▸ Tasks for this exercise
A. How much does Stockton owe CalPERS, according to the column on municipal bankruptcies?
B. Using the column on municipal bankruptcies, explain why a bank's chief of municipal bond investing might insist on higher interest rates when lending to cities and counties.
C. Carry on the column about municipal bankruptcies from the point where it stops.

▸ Provided passage

CALIFORNIA FOCUS
FOR RELEASE: TUESDAY, APRIL 23, 2013, OR THEREAFTER
FOR RELEASE: TUESDAY, APRIL 23, 2013, OR THEREAFTER
BY THOMAS D. ELIAS
“BEWARE OF EASY MUNICIPAL BANKRUPTCIES”
No one is seriously suggesting that California will soon become
another Cyprus, the Greek-speaking Mediterranean island nation whose economic
bailout plan includes dunning holders of “large” bank accounts as much as half
their holdings and freezing the rest.
But since a federal bankruptcy judge
gave the go-ahead for the city of Stockton to seek shelter from more than $1
billion in debts via Chapter 9 bankruptcy, alarm bells have been ringing loudly
in the heads of municipal bond investors.
They’ve already seen California cities
and counties file four of the five largest municipal bankruptcies in U.S.
history, beginning with the $4 billion 1994 Orange County debacle, and then
Vallejo’s $175 million case in 2008 and the in-progress cases of Stockton and
San Bernardino.
If you’re the chief of municipal bond
investing for a big bank, whether on Wall Street or in San Francisco, Los
Angeles or Chicago, this gets your attention. You might hesitate to lend
hundreds of millions of dollars to other cities and counties if you fear they
might go the Stockton route. Even if you proceed, you might insist on higher
interest rates to compensate for what now appears to be added risk. That can
translate to higher local taxes.
If you hesitate or insist on high
interest, what happens to school remodeling plans, sewer expansions and repairs,
park purchases, water facilities and scores of other civic projects that won’t
be built without borrowed money?
There’s also the question of who might go to work for cities and
counties, some risking their lives at times as police officers or firefighters,
if Stockton should be allowed to weasel out of salary and pension obligations
the city and its voters agreed to.
That’s why the hosannas that greeted
the early April decision by veteran Judge Christopher Klein allowing Stockton
to proceed seem premature and hollow.
Even Stockton’s city manager, a major
player in his city’s bankruptcy filing, was subdued after the Klein ruling went
his way. “There’s nothing to celebrate about bankruptcy,” said Bob Deis.
One who crowed was former Los Angeles
Mayor Richard Riordan, who long has believed his city may need bankruptcy to
escape some of its pension obligations. Said Riordan, “If I was a union leader,
I would be shaking in my boots. I think the unions should be scared stiff.”
There are plenty of other cities
unhappy with their debts and possibly unable to pay them, just like Stockton.
Few, though, owe as much to one creditor as Stockton does to the California
Public Employees Retirement System, better known as CalPERS -- $900 million.

▸ Collected data entries
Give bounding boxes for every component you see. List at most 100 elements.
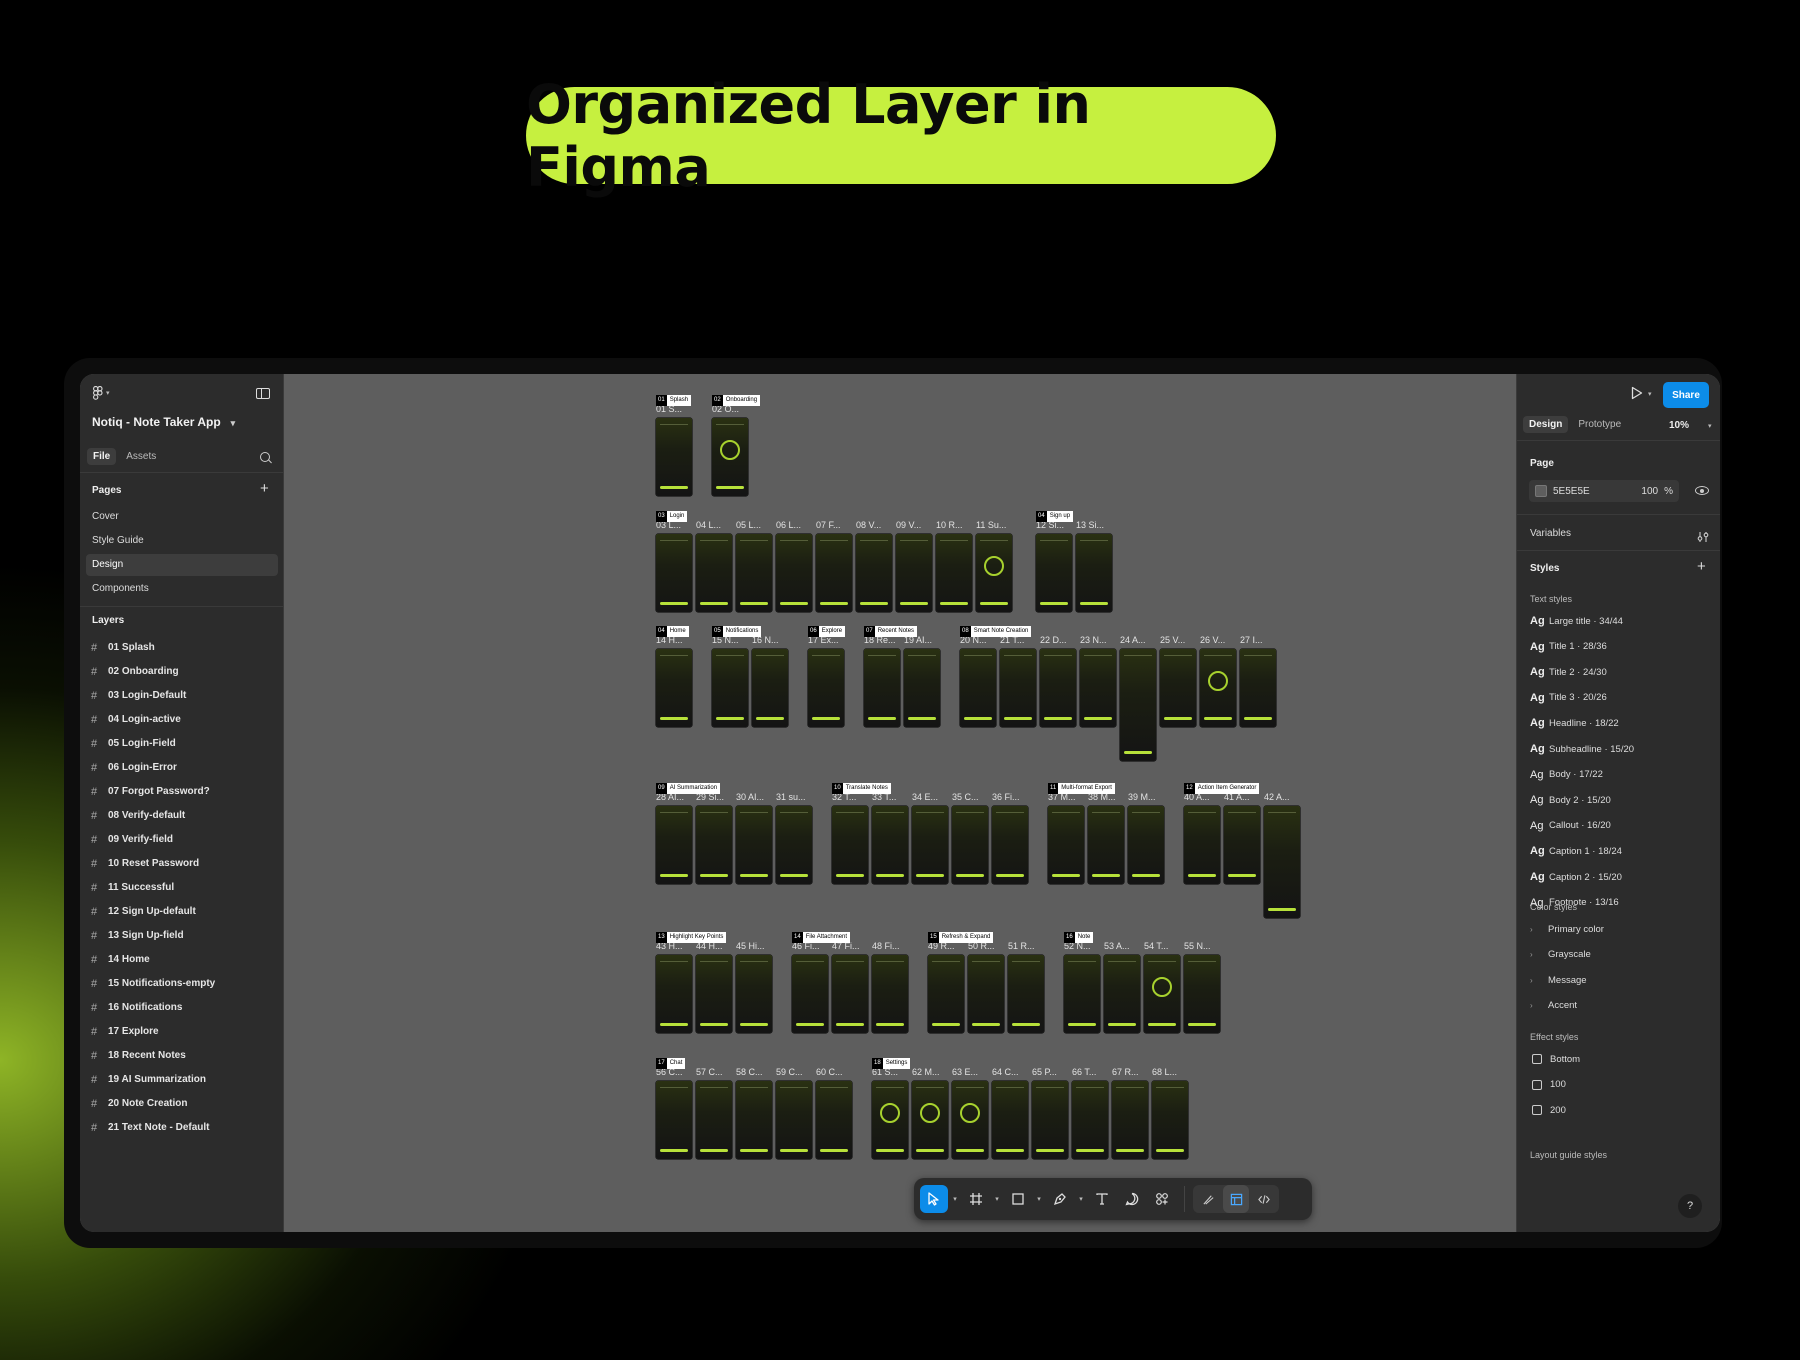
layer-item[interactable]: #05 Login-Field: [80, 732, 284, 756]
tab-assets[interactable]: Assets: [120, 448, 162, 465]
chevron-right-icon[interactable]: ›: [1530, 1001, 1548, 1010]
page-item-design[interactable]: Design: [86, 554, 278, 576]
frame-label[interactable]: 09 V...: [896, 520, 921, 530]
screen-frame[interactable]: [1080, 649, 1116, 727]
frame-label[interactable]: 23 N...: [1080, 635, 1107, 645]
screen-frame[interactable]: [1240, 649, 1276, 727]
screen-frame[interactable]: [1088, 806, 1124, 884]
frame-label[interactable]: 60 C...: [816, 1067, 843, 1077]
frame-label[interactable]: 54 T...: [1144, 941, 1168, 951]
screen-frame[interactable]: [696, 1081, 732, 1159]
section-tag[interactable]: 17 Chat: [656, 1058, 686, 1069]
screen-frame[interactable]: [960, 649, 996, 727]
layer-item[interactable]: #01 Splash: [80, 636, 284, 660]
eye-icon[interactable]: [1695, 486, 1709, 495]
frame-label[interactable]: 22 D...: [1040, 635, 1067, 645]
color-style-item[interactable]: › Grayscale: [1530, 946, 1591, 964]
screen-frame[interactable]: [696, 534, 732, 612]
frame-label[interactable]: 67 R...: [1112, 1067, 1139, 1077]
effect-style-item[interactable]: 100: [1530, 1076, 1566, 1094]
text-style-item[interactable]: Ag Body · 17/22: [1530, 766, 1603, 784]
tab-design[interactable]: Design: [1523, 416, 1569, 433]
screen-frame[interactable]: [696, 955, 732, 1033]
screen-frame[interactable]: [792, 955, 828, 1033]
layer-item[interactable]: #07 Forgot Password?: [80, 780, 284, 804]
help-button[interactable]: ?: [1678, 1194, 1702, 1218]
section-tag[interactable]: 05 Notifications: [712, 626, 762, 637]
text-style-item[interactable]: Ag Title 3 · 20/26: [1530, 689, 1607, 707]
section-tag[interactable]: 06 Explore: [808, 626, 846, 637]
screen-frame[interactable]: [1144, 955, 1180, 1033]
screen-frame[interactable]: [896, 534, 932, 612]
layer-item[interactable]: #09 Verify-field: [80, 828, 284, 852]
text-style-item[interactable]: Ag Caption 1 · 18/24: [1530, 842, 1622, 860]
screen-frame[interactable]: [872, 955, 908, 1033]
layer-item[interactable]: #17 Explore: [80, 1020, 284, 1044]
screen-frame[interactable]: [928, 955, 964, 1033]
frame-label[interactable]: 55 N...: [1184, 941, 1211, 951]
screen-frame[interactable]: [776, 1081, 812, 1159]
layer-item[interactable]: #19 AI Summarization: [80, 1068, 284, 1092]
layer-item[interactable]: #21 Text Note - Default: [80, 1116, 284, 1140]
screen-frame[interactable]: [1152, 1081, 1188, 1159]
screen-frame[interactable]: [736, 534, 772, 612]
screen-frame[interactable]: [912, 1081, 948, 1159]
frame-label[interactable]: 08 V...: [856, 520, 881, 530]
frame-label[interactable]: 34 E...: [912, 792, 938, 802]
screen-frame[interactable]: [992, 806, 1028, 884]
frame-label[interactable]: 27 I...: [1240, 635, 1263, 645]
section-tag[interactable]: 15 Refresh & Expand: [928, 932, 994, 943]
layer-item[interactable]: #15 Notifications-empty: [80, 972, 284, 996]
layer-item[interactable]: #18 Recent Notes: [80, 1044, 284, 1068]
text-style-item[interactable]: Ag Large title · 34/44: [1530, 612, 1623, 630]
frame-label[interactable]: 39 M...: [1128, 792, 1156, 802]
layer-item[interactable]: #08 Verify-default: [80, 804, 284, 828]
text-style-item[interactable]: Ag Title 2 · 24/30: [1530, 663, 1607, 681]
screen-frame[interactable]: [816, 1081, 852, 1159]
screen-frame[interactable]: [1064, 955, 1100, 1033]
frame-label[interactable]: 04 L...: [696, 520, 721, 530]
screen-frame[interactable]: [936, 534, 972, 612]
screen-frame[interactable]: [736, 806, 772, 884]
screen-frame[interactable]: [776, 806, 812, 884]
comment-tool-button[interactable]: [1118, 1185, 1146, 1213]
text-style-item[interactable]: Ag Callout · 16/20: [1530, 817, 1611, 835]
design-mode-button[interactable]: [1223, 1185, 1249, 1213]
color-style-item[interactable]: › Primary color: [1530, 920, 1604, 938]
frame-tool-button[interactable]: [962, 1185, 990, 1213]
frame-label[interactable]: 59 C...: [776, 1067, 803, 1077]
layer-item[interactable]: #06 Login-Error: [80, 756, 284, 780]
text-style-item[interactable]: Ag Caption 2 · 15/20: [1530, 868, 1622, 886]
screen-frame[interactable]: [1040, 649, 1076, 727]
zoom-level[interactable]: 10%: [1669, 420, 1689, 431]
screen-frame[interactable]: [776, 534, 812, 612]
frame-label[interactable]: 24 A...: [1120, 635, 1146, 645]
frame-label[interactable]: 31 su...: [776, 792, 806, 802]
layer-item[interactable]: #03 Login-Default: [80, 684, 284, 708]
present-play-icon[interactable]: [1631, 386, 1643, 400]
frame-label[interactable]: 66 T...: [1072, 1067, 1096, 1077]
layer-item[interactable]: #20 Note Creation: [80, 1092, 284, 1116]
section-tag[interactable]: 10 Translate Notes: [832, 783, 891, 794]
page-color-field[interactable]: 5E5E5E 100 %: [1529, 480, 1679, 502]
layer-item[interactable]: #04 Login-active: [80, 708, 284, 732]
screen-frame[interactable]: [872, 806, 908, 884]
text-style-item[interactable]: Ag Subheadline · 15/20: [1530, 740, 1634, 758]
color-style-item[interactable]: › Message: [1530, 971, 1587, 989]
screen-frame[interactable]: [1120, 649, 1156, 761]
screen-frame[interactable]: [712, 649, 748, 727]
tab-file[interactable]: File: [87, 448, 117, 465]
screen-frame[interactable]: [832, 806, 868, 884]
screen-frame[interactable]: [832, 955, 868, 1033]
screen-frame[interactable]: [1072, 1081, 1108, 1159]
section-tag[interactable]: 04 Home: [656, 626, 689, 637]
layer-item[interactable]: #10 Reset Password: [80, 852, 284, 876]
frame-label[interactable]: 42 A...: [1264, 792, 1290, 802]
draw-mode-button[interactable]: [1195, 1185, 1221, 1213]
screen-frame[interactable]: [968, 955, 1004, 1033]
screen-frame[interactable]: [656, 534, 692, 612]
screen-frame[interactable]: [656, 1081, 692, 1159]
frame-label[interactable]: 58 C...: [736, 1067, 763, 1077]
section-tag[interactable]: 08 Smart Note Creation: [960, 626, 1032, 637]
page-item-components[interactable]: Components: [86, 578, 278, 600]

* * *

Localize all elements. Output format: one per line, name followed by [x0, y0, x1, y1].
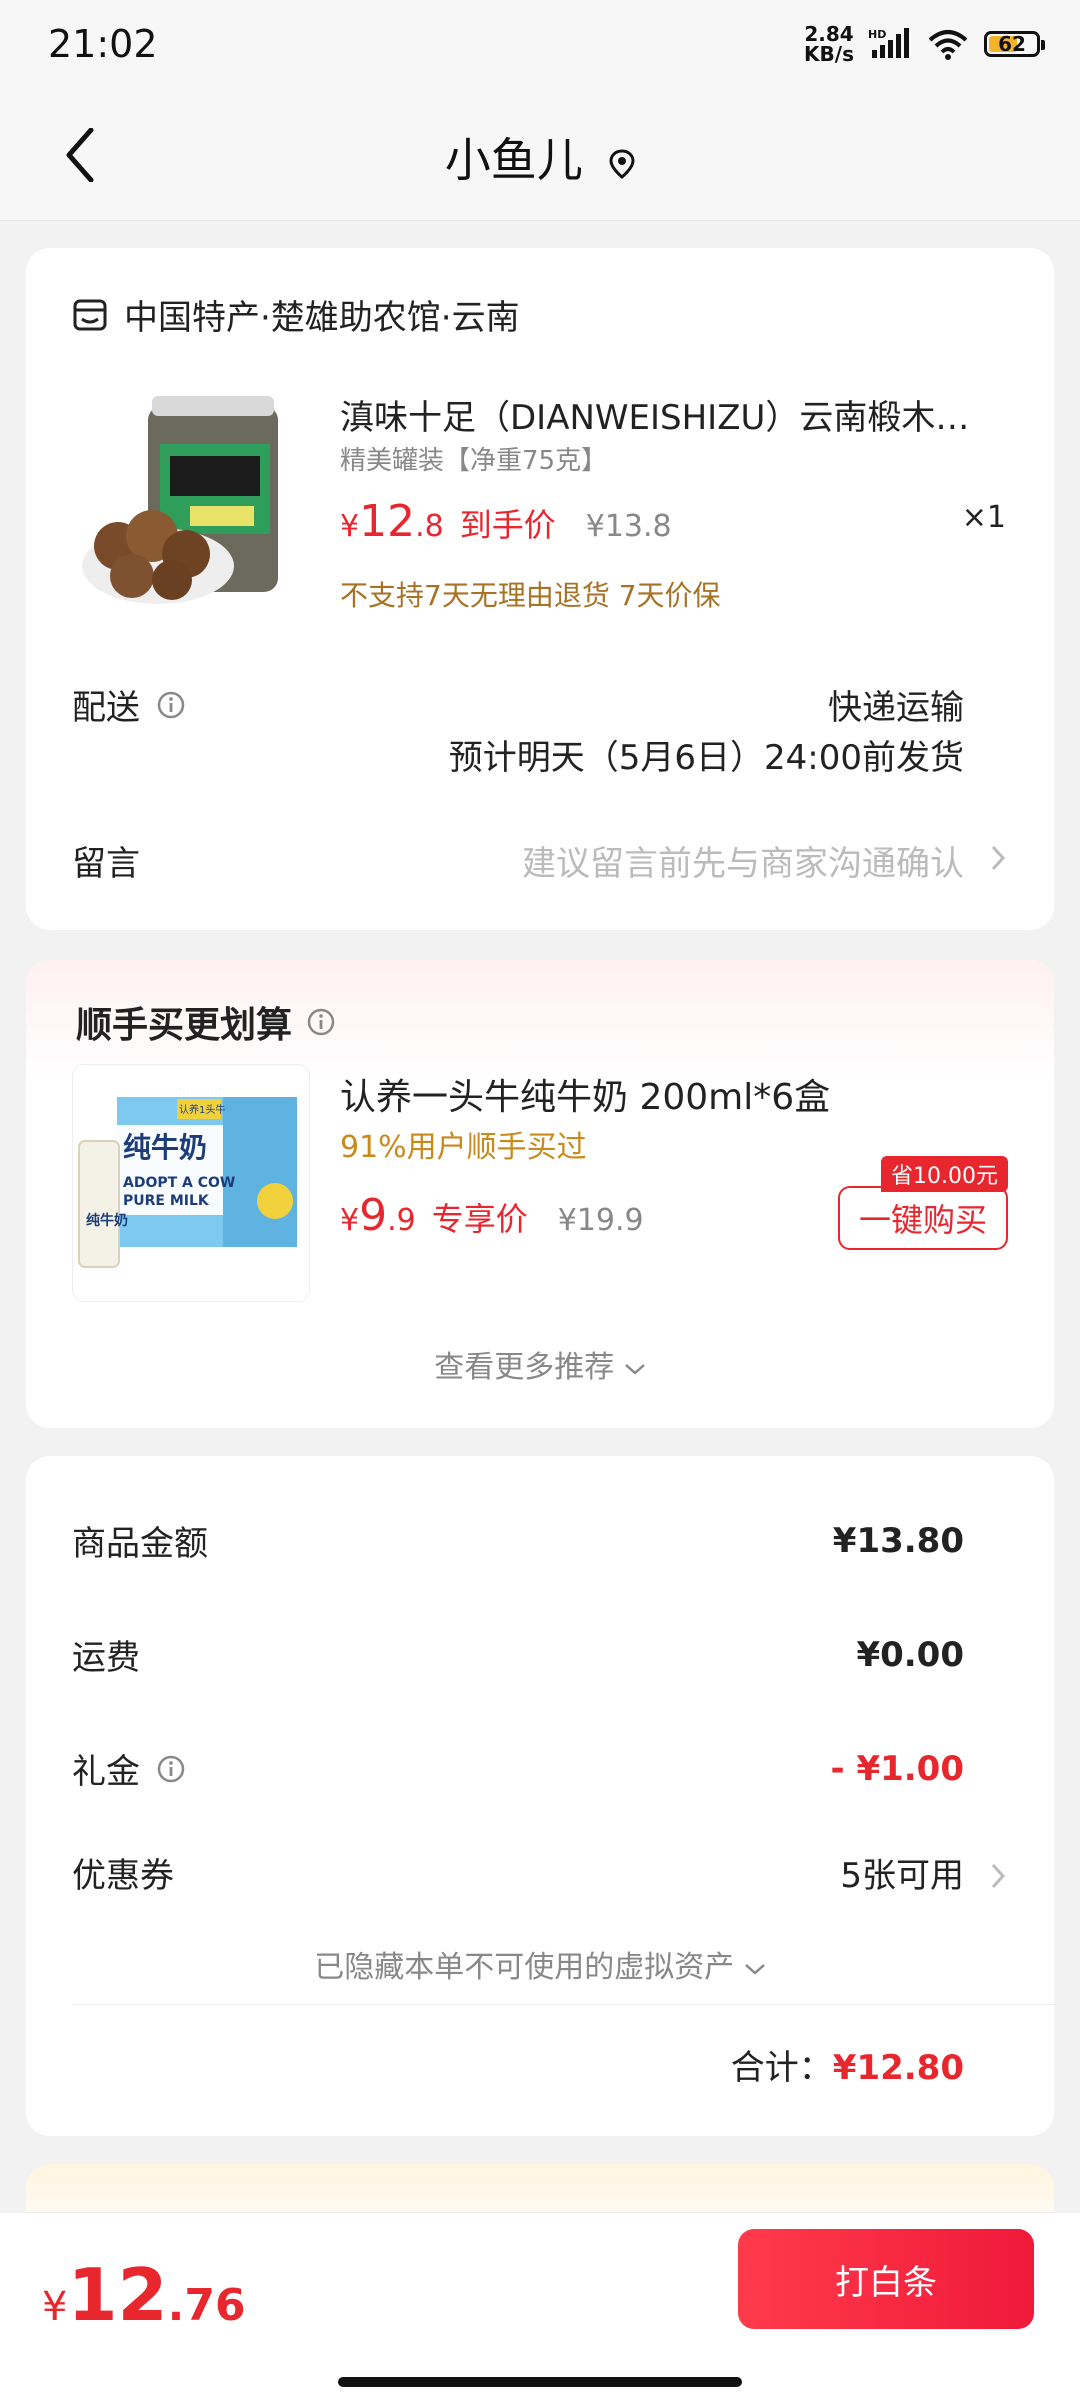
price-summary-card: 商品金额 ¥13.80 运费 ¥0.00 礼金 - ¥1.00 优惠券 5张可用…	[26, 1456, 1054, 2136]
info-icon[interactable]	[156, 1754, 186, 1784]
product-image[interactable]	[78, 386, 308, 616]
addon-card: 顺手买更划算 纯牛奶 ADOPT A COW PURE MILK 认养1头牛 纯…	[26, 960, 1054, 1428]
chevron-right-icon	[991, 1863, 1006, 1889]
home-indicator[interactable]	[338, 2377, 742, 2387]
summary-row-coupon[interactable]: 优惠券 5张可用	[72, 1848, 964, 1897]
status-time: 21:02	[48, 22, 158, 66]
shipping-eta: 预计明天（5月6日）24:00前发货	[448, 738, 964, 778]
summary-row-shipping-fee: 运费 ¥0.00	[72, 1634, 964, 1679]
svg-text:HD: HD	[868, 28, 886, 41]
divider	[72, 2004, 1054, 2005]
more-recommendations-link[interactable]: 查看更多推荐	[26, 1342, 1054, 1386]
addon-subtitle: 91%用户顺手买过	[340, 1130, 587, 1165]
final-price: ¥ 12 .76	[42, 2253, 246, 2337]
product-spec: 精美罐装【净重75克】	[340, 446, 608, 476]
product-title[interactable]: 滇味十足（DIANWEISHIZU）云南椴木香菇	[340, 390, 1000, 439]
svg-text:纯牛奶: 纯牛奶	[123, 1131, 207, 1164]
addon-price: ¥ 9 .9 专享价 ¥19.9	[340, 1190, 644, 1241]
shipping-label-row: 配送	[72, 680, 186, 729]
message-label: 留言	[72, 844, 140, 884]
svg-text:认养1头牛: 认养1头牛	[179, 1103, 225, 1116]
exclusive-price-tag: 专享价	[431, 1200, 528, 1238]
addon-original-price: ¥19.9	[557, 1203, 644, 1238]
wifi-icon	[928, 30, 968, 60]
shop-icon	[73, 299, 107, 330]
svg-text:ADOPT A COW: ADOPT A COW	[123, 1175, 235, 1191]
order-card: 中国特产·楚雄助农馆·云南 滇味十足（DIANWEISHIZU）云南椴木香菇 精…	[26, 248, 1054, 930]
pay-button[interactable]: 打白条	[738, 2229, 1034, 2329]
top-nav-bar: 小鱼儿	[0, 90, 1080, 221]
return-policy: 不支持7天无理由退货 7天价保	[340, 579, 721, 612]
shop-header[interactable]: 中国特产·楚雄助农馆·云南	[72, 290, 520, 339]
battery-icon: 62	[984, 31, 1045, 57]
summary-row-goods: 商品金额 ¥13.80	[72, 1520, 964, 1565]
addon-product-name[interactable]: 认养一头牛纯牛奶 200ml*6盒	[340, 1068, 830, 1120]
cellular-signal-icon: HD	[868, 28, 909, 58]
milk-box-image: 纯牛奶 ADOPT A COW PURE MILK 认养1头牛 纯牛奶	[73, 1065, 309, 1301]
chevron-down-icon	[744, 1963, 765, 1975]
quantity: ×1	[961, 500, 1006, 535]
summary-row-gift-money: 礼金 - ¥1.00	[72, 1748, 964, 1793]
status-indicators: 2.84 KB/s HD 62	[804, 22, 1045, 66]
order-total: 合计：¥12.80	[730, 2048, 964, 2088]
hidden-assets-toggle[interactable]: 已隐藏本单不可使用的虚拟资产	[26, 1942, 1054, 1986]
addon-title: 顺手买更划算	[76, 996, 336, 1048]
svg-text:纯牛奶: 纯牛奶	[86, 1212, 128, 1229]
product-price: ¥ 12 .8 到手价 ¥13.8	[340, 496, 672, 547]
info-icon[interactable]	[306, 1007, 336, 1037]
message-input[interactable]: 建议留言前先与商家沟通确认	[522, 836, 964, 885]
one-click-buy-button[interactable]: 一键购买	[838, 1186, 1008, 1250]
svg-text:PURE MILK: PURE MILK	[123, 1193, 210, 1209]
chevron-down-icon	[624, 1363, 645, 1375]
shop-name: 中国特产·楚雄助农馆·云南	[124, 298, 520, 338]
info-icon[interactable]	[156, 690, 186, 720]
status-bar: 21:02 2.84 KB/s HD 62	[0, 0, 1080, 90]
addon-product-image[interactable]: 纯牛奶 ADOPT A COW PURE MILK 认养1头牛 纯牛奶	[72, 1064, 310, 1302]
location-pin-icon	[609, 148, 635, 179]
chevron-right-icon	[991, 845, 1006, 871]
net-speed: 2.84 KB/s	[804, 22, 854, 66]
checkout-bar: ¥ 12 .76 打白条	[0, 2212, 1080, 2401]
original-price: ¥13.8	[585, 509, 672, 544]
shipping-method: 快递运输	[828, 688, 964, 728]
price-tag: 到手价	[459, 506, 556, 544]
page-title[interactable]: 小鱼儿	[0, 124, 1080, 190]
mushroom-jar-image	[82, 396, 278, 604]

▸ In response
A. $900 million.

B. After Stockton was allowed to seek Chapter 9 protection, lending to other cities and counties now appears riskier, since they might also go the Stockton route. Higher interest rates would compensate for that added risk.

C.
It was that debt, the result of
assumptions about property tax revenues and developer fees made in the heyday
of the housing bubble during the last decade, which Klein said cinched his
decision. The bankruptcy filing had been challenged by big bond holders who
claimed the city isn’t really broke, just trying to evade paying all it owes.
It’s the same kind of debt that
saddles San Bernardino, Los Angeles and other cities. Voters in most such
places have shown little if any willingness to increase their taxes to help pay
down debt, especially if it’s to fund public employee pensions, even for police
and firefighters.
But at least once, they voted for
serious changes in city pension obligations as a way out. That came last year
in San Jose, where Measure B passed with almost 70 percent of the vote, raising
retirement ages for new employees and increasing some employee pension
contributions. The San Jose move is believed to have been taken early enough to
avoid bankruptcy.
“The city of Stockton could have and should have taken the
necessary steps to avoid bankruptcy,” claims Bob Williams, president of the
Virginia-based State Budget Solutions, a national non-profit group advocating
reduced municipal budgets and lower public employee pensions.
He cites Measure B as a prime example
of what Stockton did not attempt. But there are also differences. San Jose has
kept up its retirement system payments, for one thing.
The problem for some cities is that
they've waited so long it would take something more radical than Measure B to
reduce their debt. And state law prohibits them from reducing public employee
pensions now being paid.
So some have turned to bankruptcy and
others may follow, hoping federal law will trump state law and allow them to
cut pension obligations, by no means a sure thing and an issue that will almost
certainly end up before the U.S. Supreme Court.
In the meantime, bankruptcy risks many
aspects of the future of cities that declare it, something they should not
forget when tempted to follow Stockton’s sad example.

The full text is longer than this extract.